• **Provided material**
# # # # # # #
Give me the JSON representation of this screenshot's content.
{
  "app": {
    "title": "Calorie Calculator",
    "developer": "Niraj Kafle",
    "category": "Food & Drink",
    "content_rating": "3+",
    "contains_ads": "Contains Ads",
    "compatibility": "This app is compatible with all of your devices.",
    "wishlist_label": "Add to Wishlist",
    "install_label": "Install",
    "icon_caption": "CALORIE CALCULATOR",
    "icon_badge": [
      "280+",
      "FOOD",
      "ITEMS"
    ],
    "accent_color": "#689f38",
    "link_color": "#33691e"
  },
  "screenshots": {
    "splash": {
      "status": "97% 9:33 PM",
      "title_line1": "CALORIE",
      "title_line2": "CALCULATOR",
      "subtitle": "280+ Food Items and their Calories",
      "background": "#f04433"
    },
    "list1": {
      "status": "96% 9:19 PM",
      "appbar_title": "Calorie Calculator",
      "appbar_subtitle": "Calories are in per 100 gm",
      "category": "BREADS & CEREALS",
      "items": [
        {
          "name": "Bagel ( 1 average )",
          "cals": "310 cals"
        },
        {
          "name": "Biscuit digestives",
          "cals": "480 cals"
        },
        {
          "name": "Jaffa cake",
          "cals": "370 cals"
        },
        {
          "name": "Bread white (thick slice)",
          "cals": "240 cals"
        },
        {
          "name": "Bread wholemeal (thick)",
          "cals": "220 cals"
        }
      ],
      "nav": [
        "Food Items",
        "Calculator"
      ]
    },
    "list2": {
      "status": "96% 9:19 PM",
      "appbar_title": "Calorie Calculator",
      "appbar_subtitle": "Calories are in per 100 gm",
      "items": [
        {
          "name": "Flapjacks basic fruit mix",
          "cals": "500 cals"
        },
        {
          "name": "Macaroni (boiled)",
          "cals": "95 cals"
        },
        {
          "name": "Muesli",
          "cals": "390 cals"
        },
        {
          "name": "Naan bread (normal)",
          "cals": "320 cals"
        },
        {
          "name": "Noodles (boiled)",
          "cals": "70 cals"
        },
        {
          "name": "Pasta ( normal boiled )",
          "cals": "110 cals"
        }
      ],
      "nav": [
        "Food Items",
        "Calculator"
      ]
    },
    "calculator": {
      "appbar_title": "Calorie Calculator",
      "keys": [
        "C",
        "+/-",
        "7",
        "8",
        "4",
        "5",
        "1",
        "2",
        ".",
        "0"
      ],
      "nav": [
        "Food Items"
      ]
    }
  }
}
# # # # # # #
• **Stated goal**
Return each line of the records above exactly as it reads.

• **Reply to the task**
Give me the JSON representation of this screenshot's content.
{
  "app": {
    "title": "Calorie Calculator",
    "developer": "Niraj Kafle",
    "category": "Food & Drink",
    "content_rating": "3+",
    "contains_ads": "Contains Ads",
    "compatibility": "This app is compatible with all of your devices.",
    "wishlist_label": "Add to Wishlist",
    "install_label": "Install",
    "icon_caption": "CALORIE CALCULATOR",
    "icon_badge": [
      "280+",
      "FOOD",
      "ITEMS"
    ],
    "accent_color": "#689f38",
    "link_color": "#33691e"
  },
  "screenshots": {
    "splash": {
      "status": "97% 9:33 PM",
      "title_line1": "CALORIE",
      "title_line2": "CALCULATOR",
      "subtitle": "280+ Food Items and their Calories",
      "background": "#f04433"
    },
    "list1": {
      "status": "96% 9:19 PM",
      "appbar_title": "Calorie Calculator",
      "appbar_subtitle": "Calories are in per 100 gm",
      "category": "BREADS & CEREALS",
      "items": [
        {
          "name": "Bagel ( 1 average )",
          "cals": "310 cals"
        },
        {
          "name": "Biscuit digestives",
          "cals": "480 cals"
        },
        {
          "name": "Jaffa cake",
          "cals": "370 cals"
        },
        {
          "name": "Bread white (thick slice)",
          "cals": "240 cals"
        },
        {
          "name": "Bread wholemeal (thick)",
          "cals": "220 cals"
        }
      ],
      "nav": [
        "Food Items",
        "Calculator"
      ]
    },
    "list2": {
      "status": "96% 9:19 PM",
      "appbar_title": "Calorie Calculator",
      "appbar_subtitle": "Calories are in per 100 gm",
      "items": [
        {
          "name": "Flapjacks basic fruit mix",
          "cals": "500 cals"
        },
        {
          "name": "Macaroni (boiled)",
          "cals": "95 cals"
        },
        {
          "name": "Muesli",
          "cals": "390 cals"
        },
        {
          "name": "Naan bread (normal)",
          "cals": "320 cals"
        },
        {
          "name": "Noodles (boiled)",
          "cals": "70 cals"
        },
        {
          "name": "Pasta ( normal boiled )",
          "cals": "110 cals"
        }
      ],
      "nav": [
        "Food Items",
        "Calculator"
      ]
    },
    "calculator": {
      "appbar_title": "Calorie Calculator",
      "keys": [
        "C",
        "+/-",
        "7",
        "8",
        "4",
        "5",
        "1",
        "2",
        ".",
        "0"
      ],
      "nav": [
        "Food Items"
      ]
    }
  }
}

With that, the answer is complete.